» Task goal: Write out all the data again, exactly as it stands.

» Extracted records:
--- begin ---
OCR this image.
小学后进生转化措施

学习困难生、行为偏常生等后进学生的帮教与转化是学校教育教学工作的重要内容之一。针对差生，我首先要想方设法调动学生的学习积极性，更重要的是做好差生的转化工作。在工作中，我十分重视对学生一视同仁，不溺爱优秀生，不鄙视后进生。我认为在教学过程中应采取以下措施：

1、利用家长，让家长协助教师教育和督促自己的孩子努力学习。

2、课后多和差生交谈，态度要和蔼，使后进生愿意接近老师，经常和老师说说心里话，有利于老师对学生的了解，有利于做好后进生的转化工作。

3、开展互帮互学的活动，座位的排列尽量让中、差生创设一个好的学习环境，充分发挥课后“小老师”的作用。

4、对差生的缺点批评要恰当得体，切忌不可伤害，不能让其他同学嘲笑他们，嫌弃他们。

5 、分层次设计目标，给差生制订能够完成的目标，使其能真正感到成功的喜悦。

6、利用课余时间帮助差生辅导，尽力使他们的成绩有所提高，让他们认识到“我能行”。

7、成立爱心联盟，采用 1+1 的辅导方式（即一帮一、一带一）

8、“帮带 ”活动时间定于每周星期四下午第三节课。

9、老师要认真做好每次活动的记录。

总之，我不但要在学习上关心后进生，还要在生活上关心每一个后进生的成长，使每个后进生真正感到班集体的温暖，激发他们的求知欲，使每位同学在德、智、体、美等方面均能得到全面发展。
--- end ---
» Output below:
OCR this image.
小学后进生转化措施

学习困难生、行为偏常生等后进学生的帮教与转化是学校教育教学工作的重要内容之一。针对差生，我首先要想方设法调动学生的学习积极性，更重要的是做好差生的转化工作。在工作中，我十分重视对学生一视同仁，不溺爱优秀生，不鄙视后进生。我认为在教学过程中应采取以下措施：

1、利用家长，让家长协助教师教育和督促自己的孩子努力学习。

2、课后多和差生交谈，态度要和蔼，使后进生愿意接近老师，经常和老师说说心里话，有利于老师对学生的了解，有利于做好后进生的转化工作。

3、开展互帮互学的活动，座位的排列尽量让中、差生创设一个好的学习环境，充分发挥课后“小老师”的作用。

4、对差生的缺点批评要恰当得体，切忌不可伤害，不能让其他同学嘲笑他们，嫌弃他们。

5 、分层次设计目标，给差生制订能够完成的目标，使其能真正感到成功的喜悦。

6、利用课余时间帮助差生辅导，尽力使他们的成绩有所提高，让他们认识到“我能行”。

7、成立爱心联盟，采用 1+1 的辅导方式（即一帮一、一带一）

8、“帮带 ”活动时间定于每周星期四下午第三节课。

9、老师要认真做好每次活动的记录。

总之，我不但要在学习上关心后进生，还要在生活上关心每一个后进生的成长，使每个后进生真正感到班集体的温暖，激发他们的求知欲，使每位同学在德、智、体、美等方面均能得到全面发展。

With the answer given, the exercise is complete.